**Given records**.

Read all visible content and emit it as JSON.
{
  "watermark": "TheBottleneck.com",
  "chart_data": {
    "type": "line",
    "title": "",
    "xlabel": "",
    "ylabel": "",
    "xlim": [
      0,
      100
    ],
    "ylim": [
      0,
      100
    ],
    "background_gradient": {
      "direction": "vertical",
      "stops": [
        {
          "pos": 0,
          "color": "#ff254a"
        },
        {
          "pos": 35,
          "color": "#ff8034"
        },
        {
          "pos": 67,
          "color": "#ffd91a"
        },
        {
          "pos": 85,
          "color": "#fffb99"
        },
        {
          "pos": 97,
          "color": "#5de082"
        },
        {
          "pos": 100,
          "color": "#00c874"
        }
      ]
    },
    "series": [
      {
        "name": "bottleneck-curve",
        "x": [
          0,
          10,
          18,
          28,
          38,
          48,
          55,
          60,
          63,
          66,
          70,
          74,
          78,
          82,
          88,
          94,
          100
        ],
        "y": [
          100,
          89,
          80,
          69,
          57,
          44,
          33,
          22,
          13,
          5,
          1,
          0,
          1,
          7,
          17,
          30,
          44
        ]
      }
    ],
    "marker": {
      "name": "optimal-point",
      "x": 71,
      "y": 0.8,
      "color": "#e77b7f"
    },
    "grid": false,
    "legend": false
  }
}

**Problem requirements**. Output an exact copy of each record.

**The reply**.
Read all visible content and emit it as JSON.
{
  "watermark": "TheBottleneck.com",
  "chart_data": {
    "type": "line",
    "title": "",
    "xlabel": "",
    "ylabel": "",
    "xlim": [
      0,
      100
    ],
    "ylim": [
      0,
      100
    ],
    "background_gradient": {
      "direction": "vertical",
      "stops": [
        {
          "pos": 0,
          "color": "#ff254a"
        },
        {
          "pos": 35,
          "color": "#ff8034"
        },
        {
          "pos": 67,
          "color": "#ffd91a"
        },
        {
          "pos": 85,
          "color": "#fffb99"
        },
        {
          "pos": 97,
          "color": "#5de082"
        },
        {
          "pos": 100,
          "color": "#00c874"
        }
      ]
    },
    "series": [
      {
        "name": "bottleneck-curve",
        "x": [
          0,
          10,
          18,
          28,
          38,
          48,
          55,
          60,
          63,
          66,
          70,
          74,
          78,
          82,
          88,
          94,
          100
        ],
        "y": [
          100,
          89,
          80,
          69,
          57,
          44,
          33,
          22,
          13,
          5,
          1,
          0,
          1,
          7,
          17,
          30,
          44
        ]
      }
    ],
    "marker": {
      "name": "optimal-point",
      "x": 71,
      "y": 0.8,
      "color": "#e77b7f"
    },
    "grid": false,
    "legend": false
  }
}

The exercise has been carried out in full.